Pagina:
|---|

La fine degli alibi

, di Antonio Longo

La fine degli alibi

La schiacciante vittoria di Emmanuel Macron nelle elezioni presidenziali francesi ci dice, in modo inequivocabile, che a livello popolare la svolta europeista si è consolidata.

Le vittorie in Austria, lo scorso dicembre, del candidato verde europeista Alexander Van der Belle e poi, lo scorso marzo, in Olanda del premier europeista Mark Rutte, hanno mostrato che il vento stava cambiando. Dopo dieci anni di una fallimentare politica europea intergovernativa, che ha reso visibile l’impotenza europea di fronte alle sfide globali, che ha prodotto ed alimentato i movimenti anti-europei, la demagogia e il populismo di destra e di sinistra, si è messo finalmente in moto un sussulto di dignità e di volontà di riprendere in mano il progetto europeo da parte degli strati più avanzati dell’opinione pubblica europea. Le continue manifestazioni di piazza nei primi mesi dell’anno a favore dell’unità europea nelle città tedesche, francesi, olandesi e anche inglesi, la grande Marcia federalista per l’Europa del 25 marzo a Roma, hanno mostrato che l’europeismo è maggioranza, contro le false credenze alimentate spesso dai media.

Ora la vittoria di Macron ci dice che avevamo ragione, che la battaglia per l’unità politica dell’Europa può riprendere slancio. E mette in luce un elemento politico decisivo: ora i governi nazionali non hanno più alibi. Fino allo scorso anno essi avevano due alibi formidabili con i quali coprivano la loro cattiva volontà politica europea. Il primo alibi suonava all’incirca così: “noi governi vorremmo avanzare, ma la Gran Bretagna si oppone sempre ed è in grado di coagulare un fronte di paesi capaci di bloccare qualsiasi avanzamento”. Dopo la Brexit questo alibi è crollato. Ed allora abbiamo visto le prime, timide proposte di avanzamento: per la prima volta l’idea di un’Europa “a due velocità” (da anni teorizzata dai federalisti) è diventata materia di dibattito politico a livello dei governi.

Ma c’era un secondo alibi, ancor più insidioso, che si esprimeva all’incirca in questi termini: “noi governi vorremmo avanzare, ma l’opinione pubblica non vuole, se cediamo altra sovranità all’Europa rischiamo di far crescere i movimenti anti-Europa; meglio star fermi, in attesa di tempi migliori”. Dopo la straordinaria vittoria di Macron anche questo secondo alibi è crollato. L’europeismo è maggioranza nel cuore dei paesi centrali dell’Europa: lo mostreranno anche le prossime elezioni in Germania, come pure le successive in Italia (contrariamente all’opinione interessata di molti). Dunque, la svolta pro-Europa c’è stata e si è consolidata. Ora si tratta di giocare una nuova partita, quella sul “come” e sul “quanto” avanzare.

|---|

Obiettivo dichiarato 1: Restituisci come lista JSON di stringhe le righe delle voci che vanno dall'inizio fino alla riga contenente "question-2-heading: 2.- A", inclusa, con una stringa per riga e senza le righe vuote.
La pagina e le voci sono materiali distinti tra loro.

|---|

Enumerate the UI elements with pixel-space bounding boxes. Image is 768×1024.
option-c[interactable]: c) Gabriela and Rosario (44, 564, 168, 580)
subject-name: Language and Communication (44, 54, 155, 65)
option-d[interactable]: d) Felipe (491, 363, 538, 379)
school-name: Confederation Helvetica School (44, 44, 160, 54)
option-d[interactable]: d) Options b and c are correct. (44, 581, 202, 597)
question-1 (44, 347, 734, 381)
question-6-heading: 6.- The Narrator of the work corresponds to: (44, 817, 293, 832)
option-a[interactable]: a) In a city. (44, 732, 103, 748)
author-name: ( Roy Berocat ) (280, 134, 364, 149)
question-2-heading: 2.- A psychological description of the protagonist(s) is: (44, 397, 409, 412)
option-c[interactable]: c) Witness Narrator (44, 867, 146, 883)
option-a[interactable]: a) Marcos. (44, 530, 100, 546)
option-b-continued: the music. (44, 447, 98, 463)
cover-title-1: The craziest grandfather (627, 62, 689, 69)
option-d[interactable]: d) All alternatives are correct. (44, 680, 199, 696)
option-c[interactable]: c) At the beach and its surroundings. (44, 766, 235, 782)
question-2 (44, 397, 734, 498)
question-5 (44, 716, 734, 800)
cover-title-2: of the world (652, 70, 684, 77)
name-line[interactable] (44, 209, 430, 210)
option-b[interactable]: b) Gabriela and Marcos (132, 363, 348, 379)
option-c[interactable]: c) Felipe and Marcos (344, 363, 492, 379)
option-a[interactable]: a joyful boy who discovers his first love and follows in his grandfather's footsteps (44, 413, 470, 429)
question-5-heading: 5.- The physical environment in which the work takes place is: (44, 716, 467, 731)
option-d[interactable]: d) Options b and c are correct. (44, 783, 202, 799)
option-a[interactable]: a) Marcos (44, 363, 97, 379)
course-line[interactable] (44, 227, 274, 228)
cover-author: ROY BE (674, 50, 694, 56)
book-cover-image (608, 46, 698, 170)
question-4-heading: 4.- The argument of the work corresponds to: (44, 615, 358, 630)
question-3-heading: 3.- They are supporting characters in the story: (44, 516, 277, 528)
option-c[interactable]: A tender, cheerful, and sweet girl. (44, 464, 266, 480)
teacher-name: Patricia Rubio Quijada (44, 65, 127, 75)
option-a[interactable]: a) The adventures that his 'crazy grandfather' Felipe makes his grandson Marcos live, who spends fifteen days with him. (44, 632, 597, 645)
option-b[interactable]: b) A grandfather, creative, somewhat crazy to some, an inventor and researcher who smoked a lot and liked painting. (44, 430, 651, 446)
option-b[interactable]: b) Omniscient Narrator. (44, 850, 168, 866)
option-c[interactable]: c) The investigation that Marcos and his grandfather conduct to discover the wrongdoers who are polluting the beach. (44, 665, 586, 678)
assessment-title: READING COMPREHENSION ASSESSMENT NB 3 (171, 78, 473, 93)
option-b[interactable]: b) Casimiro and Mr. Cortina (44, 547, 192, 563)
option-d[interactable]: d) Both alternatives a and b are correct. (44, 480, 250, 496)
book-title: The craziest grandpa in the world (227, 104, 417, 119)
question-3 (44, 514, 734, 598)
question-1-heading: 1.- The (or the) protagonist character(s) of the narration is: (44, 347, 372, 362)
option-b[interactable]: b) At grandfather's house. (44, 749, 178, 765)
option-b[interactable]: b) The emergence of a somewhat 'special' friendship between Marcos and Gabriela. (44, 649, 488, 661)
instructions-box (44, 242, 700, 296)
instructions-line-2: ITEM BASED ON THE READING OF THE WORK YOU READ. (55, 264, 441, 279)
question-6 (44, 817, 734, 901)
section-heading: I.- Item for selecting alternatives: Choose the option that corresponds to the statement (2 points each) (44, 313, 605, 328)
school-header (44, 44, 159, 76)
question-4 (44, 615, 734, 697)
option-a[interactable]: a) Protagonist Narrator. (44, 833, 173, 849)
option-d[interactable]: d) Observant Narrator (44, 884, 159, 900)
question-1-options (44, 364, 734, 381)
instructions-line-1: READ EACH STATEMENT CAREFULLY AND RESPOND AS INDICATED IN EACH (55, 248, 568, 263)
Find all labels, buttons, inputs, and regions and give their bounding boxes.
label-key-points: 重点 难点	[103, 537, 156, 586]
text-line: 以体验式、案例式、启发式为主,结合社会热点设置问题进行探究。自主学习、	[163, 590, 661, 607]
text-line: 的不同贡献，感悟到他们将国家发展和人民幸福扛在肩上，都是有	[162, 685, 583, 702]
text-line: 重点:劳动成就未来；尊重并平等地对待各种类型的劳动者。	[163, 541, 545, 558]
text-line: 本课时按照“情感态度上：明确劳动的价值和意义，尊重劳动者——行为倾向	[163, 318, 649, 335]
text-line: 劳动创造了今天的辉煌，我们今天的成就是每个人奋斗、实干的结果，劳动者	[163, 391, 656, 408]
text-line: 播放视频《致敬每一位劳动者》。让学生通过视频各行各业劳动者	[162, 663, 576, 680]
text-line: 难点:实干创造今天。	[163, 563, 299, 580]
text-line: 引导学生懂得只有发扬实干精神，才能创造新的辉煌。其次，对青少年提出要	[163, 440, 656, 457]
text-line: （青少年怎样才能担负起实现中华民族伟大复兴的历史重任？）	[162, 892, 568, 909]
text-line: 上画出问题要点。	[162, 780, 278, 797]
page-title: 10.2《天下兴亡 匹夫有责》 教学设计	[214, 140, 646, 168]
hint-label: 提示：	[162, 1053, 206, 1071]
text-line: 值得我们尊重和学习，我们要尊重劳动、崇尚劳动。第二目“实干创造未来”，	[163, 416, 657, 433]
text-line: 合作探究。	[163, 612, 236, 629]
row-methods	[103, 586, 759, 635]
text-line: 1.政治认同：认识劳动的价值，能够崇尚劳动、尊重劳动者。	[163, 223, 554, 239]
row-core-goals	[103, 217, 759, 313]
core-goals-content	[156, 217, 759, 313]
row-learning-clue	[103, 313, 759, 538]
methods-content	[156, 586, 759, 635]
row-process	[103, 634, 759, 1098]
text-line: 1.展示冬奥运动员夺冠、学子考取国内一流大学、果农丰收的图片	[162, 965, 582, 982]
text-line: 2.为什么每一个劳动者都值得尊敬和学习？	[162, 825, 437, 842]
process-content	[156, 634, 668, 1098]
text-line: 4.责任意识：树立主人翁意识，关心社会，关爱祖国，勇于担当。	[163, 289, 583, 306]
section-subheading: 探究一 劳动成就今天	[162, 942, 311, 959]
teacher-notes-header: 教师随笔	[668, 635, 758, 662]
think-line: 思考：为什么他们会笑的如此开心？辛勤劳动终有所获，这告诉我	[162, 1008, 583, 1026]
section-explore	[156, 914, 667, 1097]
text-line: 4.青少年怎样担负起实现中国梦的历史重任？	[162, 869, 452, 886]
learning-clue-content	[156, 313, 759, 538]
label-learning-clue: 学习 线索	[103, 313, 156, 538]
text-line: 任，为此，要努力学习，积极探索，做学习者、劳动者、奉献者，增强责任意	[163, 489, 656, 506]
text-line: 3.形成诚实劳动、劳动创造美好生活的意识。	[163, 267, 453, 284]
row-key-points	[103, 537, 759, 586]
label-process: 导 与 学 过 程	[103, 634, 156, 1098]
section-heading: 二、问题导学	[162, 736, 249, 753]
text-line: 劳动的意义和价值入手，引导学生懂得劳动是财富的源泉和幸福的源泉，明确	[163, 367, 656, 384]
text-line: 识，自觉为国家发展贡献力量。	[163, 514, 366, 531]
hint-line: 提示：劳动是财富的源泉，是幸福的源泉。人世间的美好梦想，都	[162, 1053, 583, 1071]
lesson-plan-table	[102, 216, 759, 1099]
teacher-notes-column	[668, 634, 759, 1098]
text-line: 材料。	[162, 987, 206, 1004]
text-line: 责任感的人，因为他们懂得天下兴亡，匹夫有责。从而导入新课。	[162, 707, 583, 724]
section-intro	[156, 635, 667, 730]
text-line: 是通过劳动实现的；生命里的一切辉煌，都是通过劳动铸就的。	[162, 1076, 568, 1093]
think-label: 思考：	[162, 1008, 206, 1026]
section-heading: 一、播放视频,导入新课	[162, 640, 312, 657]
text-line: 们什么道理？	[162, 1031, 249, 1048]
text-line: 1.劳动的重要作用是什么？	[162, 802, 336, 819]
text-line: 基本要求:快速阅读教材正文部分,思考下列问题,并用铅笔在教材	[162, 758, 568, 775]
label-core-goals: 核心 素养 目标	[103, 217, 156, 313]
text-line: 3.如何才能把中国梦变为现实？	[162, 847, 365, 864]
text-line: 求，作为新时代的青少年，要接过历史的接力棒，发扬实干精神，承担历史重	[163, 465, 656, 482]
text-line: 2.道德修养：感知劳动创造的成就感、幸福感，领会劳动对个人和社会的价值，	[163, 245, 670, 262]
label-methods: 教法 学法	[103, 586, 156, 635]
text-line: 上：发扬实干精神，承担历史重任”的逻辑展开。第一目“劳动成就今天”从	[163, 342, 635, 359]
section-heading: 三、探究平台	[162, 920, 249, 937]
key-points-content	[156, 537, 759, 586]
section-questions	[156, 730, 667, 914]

|---|

Obiettivo dichiarato 2:
Rispondi a queste domande sulla pagina dedicata alla fine degli alibi.
(a) Quale candidato europeista ha vinto in Austria lo scorso dicembre?
(b) Dopo quale evento è crollato il primo alibi dei governi?
(c) Dopo quale vittoria è crollato anche il secondo alibi?

Soluzione 1:
[
  "Enumerate the UI elements with pixel-space bounding boxes. Image is 768×1024.",
  "option-c[interactable]: c) Gabriela and Rosario (44, 564, 168, 580)",
  "subject-name: Language and Communication (44, 54, 155, 65)",
  "option-d[interactable]: d) Felipe (491, 363, 538, 379)",
  "school-name: Confederation Helvetica School (44, 44, 160, 54)",
  "option-d[interactable]: d) Options b and c are correct. (44, 581, 202, 597)",
  "question-1 (44, 347, 734, 381)",
  "question-6-heading: 6.- The Narrator of the work corresponds to: (44, 817, 293, 832)",
  "option-a[interactable]: a) In a city. (44, 732, 103, 748)",
  "author-name: ( Roy Berocat ) (280, 134, 364, 149)",
  "question-2-heading: 2.- A psychological description of the protagonist(s) is: (44, 397, 409, 412)"
]

Soluzione 2:
(a) Il candidato verde Alexander Van der Belle.
(b) Dopo la Brexit.
(c) Dopo la vittoria di Emmanuel Macron nelle elezioni presidenziali francesi.